:: The data ::

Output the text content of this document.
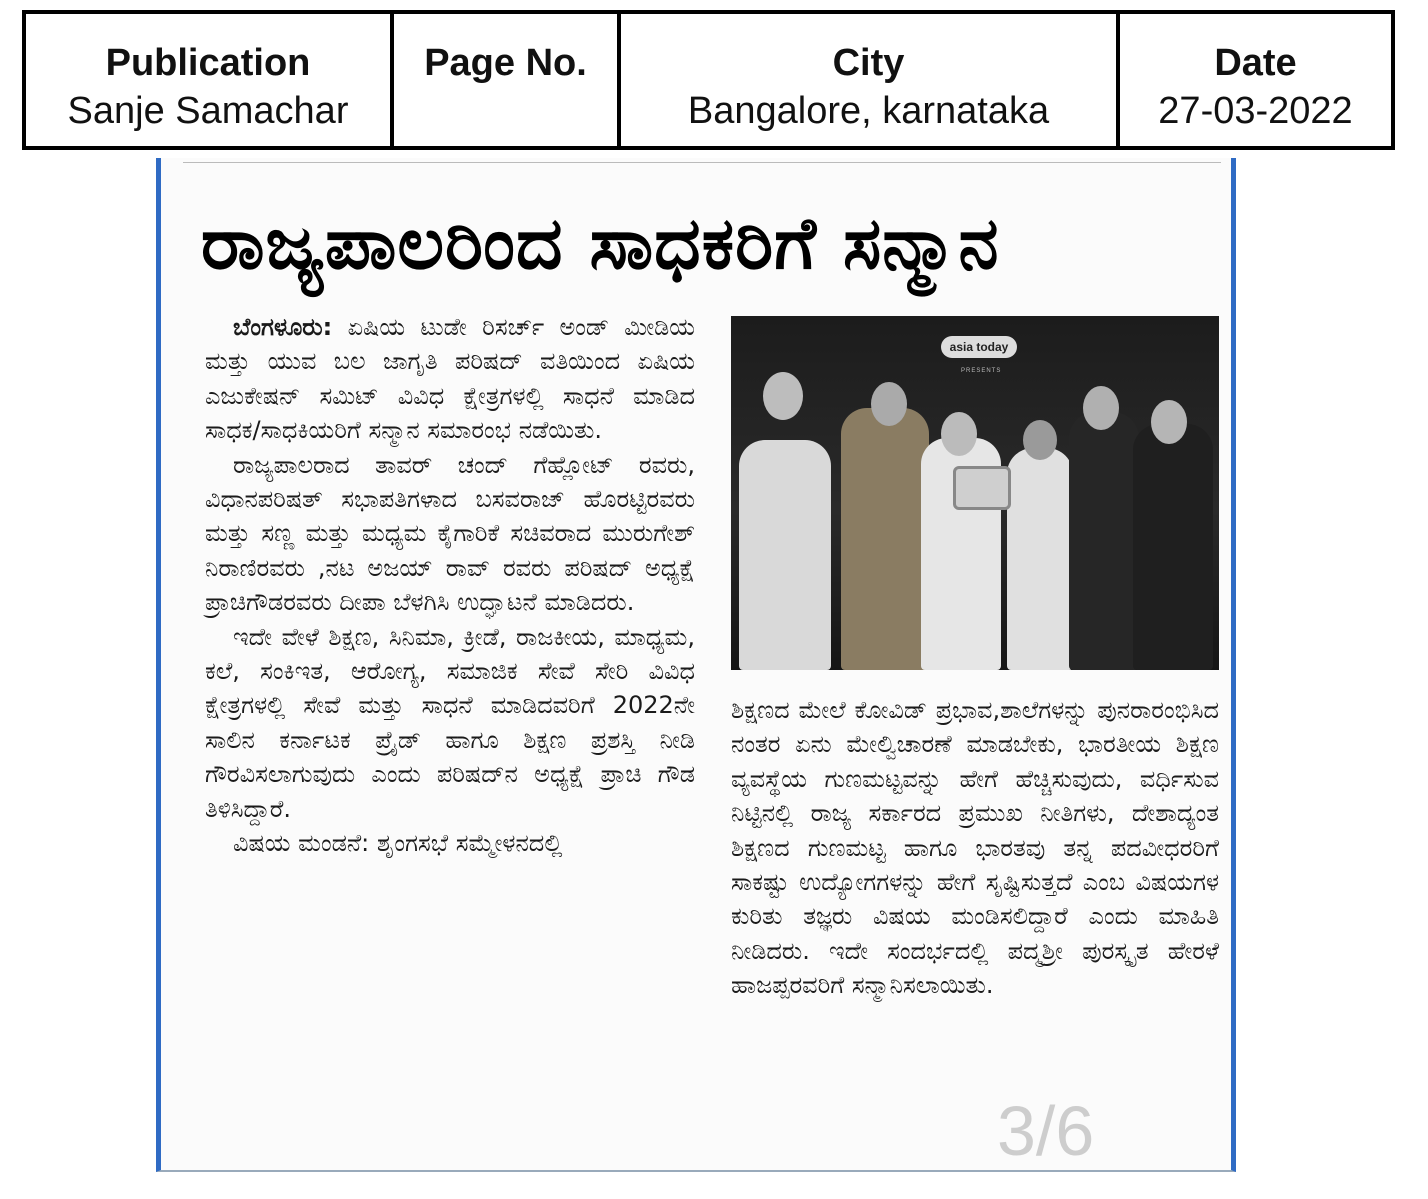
Publication
Sanje Samachar
Page No.	City
Bangalore, karnataka
Date
27-03-2022
ರಾಜ್ಯಪಾಲರಿಂದ ಸಾಧಕರಿಗೆ ಸನ್ಮಾನ

ಬೆಂಗಳೂರು: ಏಷಿಯ ಟುಡೇ ರಿಸರ್ಚ್ ಅಂಡ್ ಮೀಡಿಯ ಮತ್ತು ಯುವ ಬಲ ಜಾಗೃತಿ ಪರಿಷದ್ ವತಿಯಿಂದ ಏಷಿಯ ಎಜುಕೇಷನ್ ಸಮಿಟ್ ವಿವಿಧ ಕ್ಷೇತ್ರಗಳಲ್ಲಿ ಸಾಧನೆ ಮಾಡಿದ ಸಾಧಕ/ಸಾಧಕಿಯರಿಗೆ ಸನ್ಮಾನ ಸಮಾರಂಭ ನಡೆಯಿತು.

ರಾಜ್ಯಪಾಲರಾದ ತಾವರ್ ಚಂದ್ ಗೆಹ್ಲೋಟ್ ರವರು, ವಿಧಾನಪರಿಷತ್ ಸಭಾಪತಿಗಳಾದ ಬಸವರಾಜ್ ಹೊರಟ್ಟಿರವರು ಮತ್ತು ಸಣ್ಣ ಮತ್ತು ಮಧ್ಯಮ ಕೈಗಾರಿಕೆ ಸಚಿವರಾದ ಮುರುಗೇಶ್ ನಿರಾಣಿರವರು ,ನಟ ಅಜಯ್ ರಾವ್ ರವರು ಪರಿಷದ್ ಅಧ್ಯಕ್ಷೆ ಪ್ರಾಚಿಗೌಡರವರು ದೀಪಾ ಬೆಳಗಿಸಿ ಉದ್ಘಾಟನೆ ಮಾಡಿದರು.

ಇದೇ ವೇಳೆ ಶಿಕ್ಷಣ, ಸಿನಿಮಾ, ಕ್ರೀಡೆ, ರಾಜಕೀಯ, ಮಾಧ್ಯಮ, ಕಲೆ, ಸಂಕಿಇತ, ಆರೋಗ್ಯ, ಸಮಾಜಿಕ ಸೇವೆ ಸೇರಿ ವಿವಿಧ ಕ್ಷೇತ್ರಗಳಲ್ಲಿ ಸೇವೆ ಮತ್ತು ಸಾಧನೆ ಮಾಡಿದವರಿಗೆ 2022ನೇ ಸಾಲಿನ ಕರ್ನಾಟಕ ಪ್ರೈಡ್ ಹಾಗೂ ಶಿಕ್ಷಣ ಪ್ರಶಸ್ತಿ ನೀಡಿ ಗೌರವಿಸಲಾಗುವುದು ಎಂದು ಪರಿಷದ್‌ನ ಅಧ್ಯಕ್ಷೆ ಪ್ರಾಚಿ ಗೌಡ ತಿಳಿಸಿದ್ದಾರೆ.

ವಿಷಯ ಮಂಡನೆ: ಶೃಂಗಸಭೆ ಸಮ್ಮೇಳನದಲ್ಲಿ

asia today
PRESENTS

ಶಿಕ್ಷಣದ ಮೇಲೆ ಕೋವಿಡ್ ಪ್ರಭಾವ,ಶಾಲೆಗಳನ್ನು ಪುನರಾರಂಭಿಸಿದ ನಂತರ ಏನು ಮೇಲ್ವಿಚಾರಣೆ ಮಾಡಬೇಕು, ಭಾರತೀಯ ಶಿಕ್ಷಣ ವ್ಯವಸ್ಥೆಯ ಗುಣಮಟ್ಟವನ್ನು ಹೇಗೆ ಹೆಚ್ಚಿಸುವುದು, ವರ್ಧಿಸುವ ನಿಟ್ಟಿನಲ್ಲಿ ರಾಜ್ಯ ಸರ್ಕಾರದ ಪ್ರಮುಖ ನೀತಿಗಳು, ದೇಶಾದ್ಯಂತ ಶಿಕ್ಷಣದ ಗುಣಮಟ್ಟ ಹಾಗೂ ಭಾರತವು ತನ್ನ ಪದವೀಧರರಿಗೆ ಸಾಕಷ್ಟು ಉದ್ಯೋಗಗಳನ್ನು ಹೇಗೆ ಸೃಷ್ಟಿಸುತ್ತದೆ ಎಂಬ ವಿಷಯಗಳ ಕುರಿತು ತಜ್ಞರು ವಿಷಯ ಮಂಡಿಸಲಿದ್ದಾರೆ ಎಂದು ಮಾಹಿತಿ ನೀಡಿದರು. ಇದೇ ಸಂದರ್ಭದಲ್ಲಿ ಪದ್ಮಶ್ರೀ ಪುರಸ್ಕೃತ ಹೇರಳೆ ಹಾಜಪ್ಪರವರಿಗೆ ಸನ್ಮಾನಿಸಲಾಯಿತು.

3/6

:::

Without including any picture, repeat the data exactly.

# Result of the exercise
Output the text content of this document.
Publication
Sanje Samachar
Page No.	City
Bangalore, karnataka
Date
27-03-2022
ರಾಜ್ಯಪಾಲರಿಂದ ಸಾಧಕರಿಗೆ ಸನ್ಮಾನ

ಬೆಂಗಳೂರು: ಏಷಿಯ ಟುಡೇ ರಿಸರ್ಚ್ ಅಂಡ್ ಮೀಡಿಯ ಮತ್ತು ಯುವ ಬಲ ಜಾಗೃತಿ ಪರಿಷದ್ ವತಿಯಿಂದ ಏಷಿಯ ಎಜುಕೇಷನ್ ಸಮಿಟ್ ವಿವಿಧ ಕ್ಷೇತ್ರಗಳಲ್ಲಿ ಸಾಧನೆ ಮಾಡಿದ ಸಾಧಕ/ಸಾಧಕಿಯರಿಗೆ ಸನ್ಮಾನ ಸಮಾರಂಭ ನಡೆಯಿತು.

ರಾಜ್ಯಪಾಲರಾದ ತಾವರ್ ಚಂದ್ ಗೆಹ್ಲೋಟ್ ರವರು, ವಿಧಾನಪರಿಷತ್ ಸಭಾಪತಿಗಳಾದ ಬಸವರಾಜ್ ಹೊರಟ್ಟಿರವರು ಮತ್ತು ಸಣ್ಣ ಮತ್ತು ಮಧ್ಯಮ ಕೈಗಾರಿಕೆ ಸಚಿವರಾದ ಮುರುಗೇಶ್ ನಿರಾಣಿರವರು ,ನಟ ಅಜಯ್ ರಾವ್ ರವರು ಪರಿಷದ್ ಅಧ್ಯಕ್ಷೆ ಪ್ರಾಚಿಗೌಡರವರು ದೀಪಾ ಬೆಳಗಿಸಿ ಉದ್ಘಾಟನೆ ಮಾಡಿದರು.

ಇದೇ ವೇಳೆ ಶಿಕ್ಷಣ, ಸಿನಿಮಾ, ಕ್ರೀಡೆ, ರಾಜಕೀಯ, ಮಾಧ್ಯಮ, ಕಲೆ, ಸಂಕಿಇತ, ಆರೋಗ್ಯ, ಸಮಾಜಿಕ ಸೇವೆ ಸೇರಿ ವಿವಿಧ ಕ್ಷೇತ್ರಗಳಲ್ಲಿ ಸೇವೆ ಮತ್ತು ಸಾಧನೆ ಮಾಡಿದವರಿಗೆ 2022ನೇ ಸಾಲಿನ ಕರ್ನಾಟಕ ಪ್ರೈಡ್ ಹಾಗೂ ಶಿಕ್ಷಣ ಪ್ರಶಸ್ತಿ ನೀಡಿ ಗೌರವಿಸಲಾಗುವುದು ಎಂದು ಪರಿಷದ್‌ನ ಅಧ್ಯಕ್ಷೆ ಪ್ರಾಚಿ ಗೌಡ ತಿಳಿಸಿದ್ದಾರೆ.

ವಿಷಯ ಮಂಡನೆ: ಶೃಂಗಸಭೆ ಸಮ್ಮೇಳನದಲ್ಲಿ

asia today
PRESENTS

ಶಿಕ್ಷಣದ ಮೇಲೆ ಕೋವಿಡ್ ಪ್ರಭಾವ,ಶಾಲೆಗಳನ್ನು ಪುನರಾರಂಭಿಸಿದ ನಂತರ ಏನು ಮೇಲ್ವಿಚಾರಣೆ ಮಾಡಬೇಕು, ಭಾರತೀಯ ಶಿಕ್ಷಣ ವ್ಯವಸ್ಥೆಯ ಗುಣಮಟ್ಟವನ್ನು ಹೇಗೆ ಹೆಚ್ಚಿಸುವುದು, ವರ್ಧಿಸುವ ನಿಟ್ಟಿನಲ್ಲಿ ರಾಜ್ಯ ಸರ್ಕಾರದ ಪ್ರಮುಖ ನೀತಿಗಳು, ದೇಶಾದ್ಯಂತ ಶಿಕ್ಷಣದ ಗುಣಮಟ್ಟ ಹಾಗೂ ಭಾರತವು ತನ್ನ ಪದವೀಧರರಿಗೆ ಸಾಕಷ್ಟು ಉದ್ಯೋಗಗಳನ್ನು ಹೇಗೆ ಸೃಷ್ಟಿಸುತ್ತದೆ ಎಂಬ ವಿಷಯಗಳ ಕುರಿತು ತಜ್ಞರು ವಿಷಯ ಮಂಡಿಸಲಿದ್ದಾರೆ ಎಂದು ಮಾಹಿತಿ ನೀಡಿದರು. ಇದೇ ಸಂದರ್ಭದಲ್ಲಿ ಪದ್ಮಶ್ರೀ ಪುರಸ್ಕೃತ ಹೇರಳೆ ಹಾಜಪ್ಪರವರಿಗೆ ಸನ್ಮಾನಿಸಲಾಯಿತು.

3/6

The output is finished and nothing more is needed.